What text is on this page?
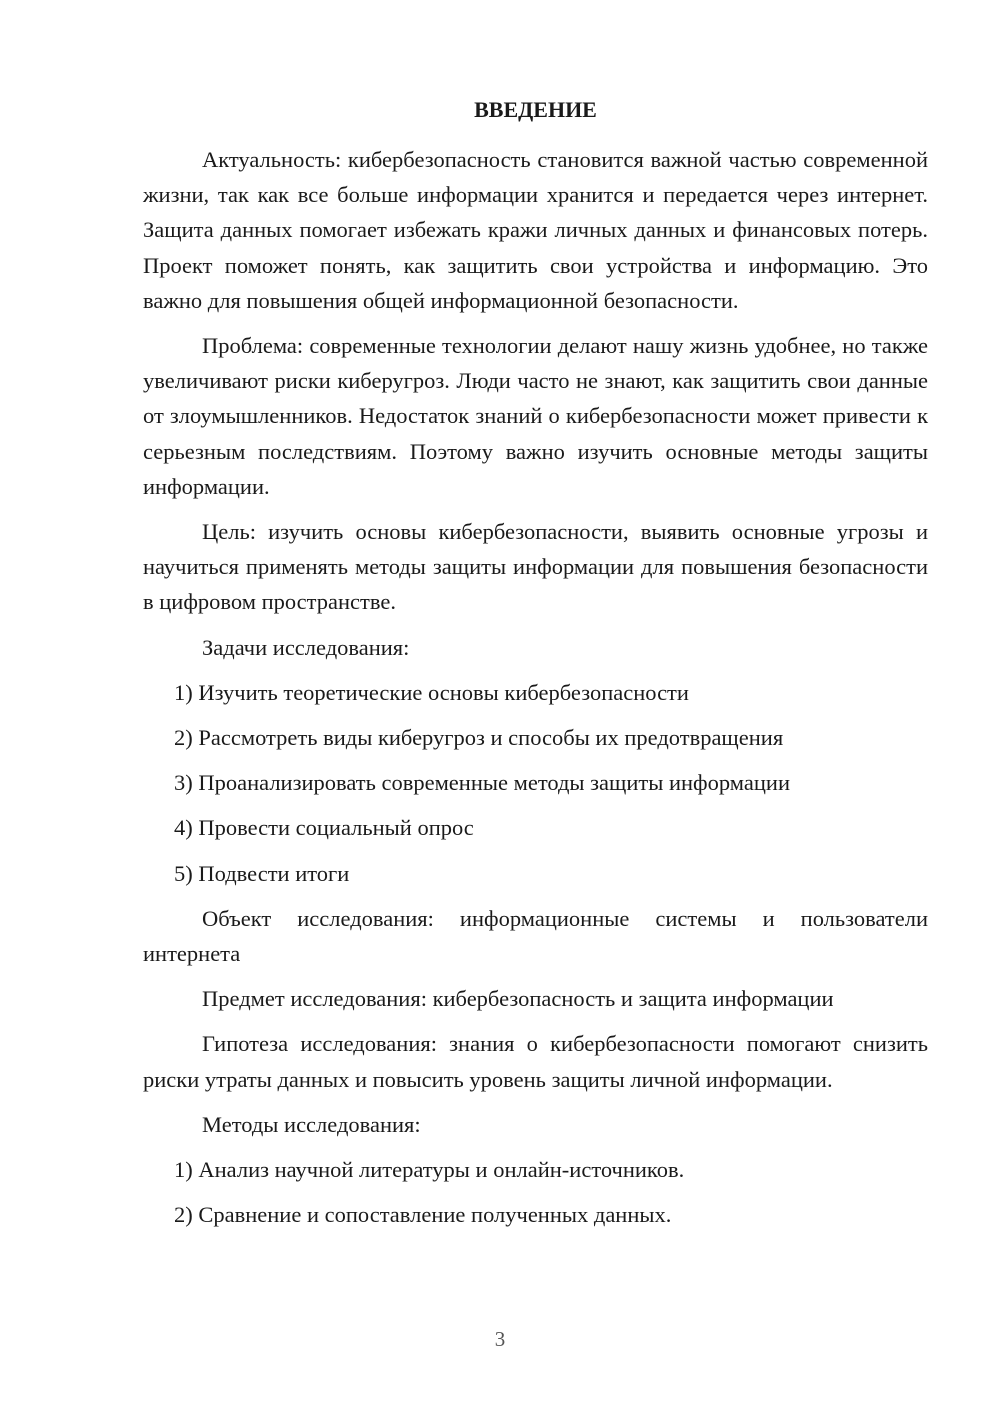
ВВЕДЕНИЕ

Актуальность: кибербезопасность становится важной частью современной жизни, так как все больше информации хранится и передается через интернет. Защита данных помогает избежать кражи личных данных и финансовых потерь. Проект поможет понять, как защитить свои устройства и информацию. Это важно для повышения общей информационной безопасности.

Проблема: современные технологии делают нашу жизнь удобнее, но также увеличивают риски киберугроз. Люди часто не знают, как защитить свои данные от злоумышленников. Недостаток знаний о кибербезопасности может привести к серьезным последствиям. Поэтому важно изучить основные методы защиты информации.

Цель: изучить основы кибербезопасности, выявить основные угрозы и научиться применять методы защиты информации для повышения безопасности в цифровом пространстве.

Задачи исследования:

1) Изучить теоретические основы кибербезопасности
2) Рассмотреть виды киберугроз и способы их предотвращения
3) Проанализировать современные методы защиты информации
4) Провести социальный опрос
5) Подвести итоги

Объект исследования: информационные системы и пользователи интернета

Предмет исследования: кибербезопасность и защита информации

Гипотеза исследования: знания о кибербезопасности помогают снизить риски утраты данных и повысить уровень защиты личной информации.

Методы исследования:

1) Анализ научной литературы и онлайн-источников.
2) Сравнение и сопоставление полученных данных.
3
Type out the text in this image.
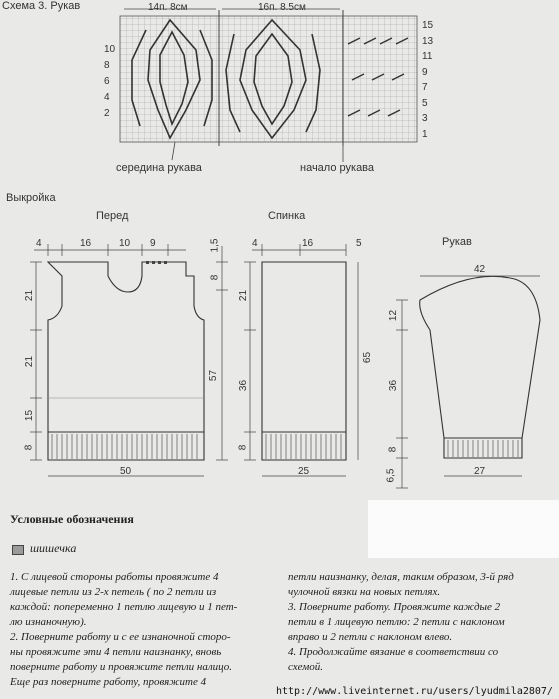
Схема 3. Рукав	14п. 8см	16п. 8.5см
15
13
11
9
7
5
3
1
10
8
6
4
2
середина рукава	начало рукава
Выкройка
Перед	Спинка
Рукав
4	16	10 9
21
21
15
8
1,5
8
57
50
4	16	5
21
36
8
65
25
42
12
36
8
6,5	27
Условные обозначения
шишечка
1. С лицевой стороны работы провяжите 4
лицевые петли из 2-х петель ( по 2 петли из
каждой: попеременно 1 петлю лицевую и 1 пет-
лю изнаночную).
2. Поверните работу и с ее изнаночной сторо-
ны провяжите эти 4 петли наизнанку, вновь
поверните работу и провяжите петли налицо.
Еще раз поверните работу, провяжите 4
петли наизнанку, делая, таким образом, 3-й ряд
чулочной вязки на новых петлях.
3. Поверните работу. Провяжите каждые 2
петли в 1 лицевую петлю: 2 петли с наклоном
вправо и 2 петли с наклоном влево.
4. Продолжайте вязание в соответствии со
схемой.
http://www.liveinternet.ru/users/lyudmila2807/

→ **GIVEN INSTRUCTION**:
In the entries above, count each line holding "киберугроз" and report the total and nothing more.

→ **FINISHED TASK**:
2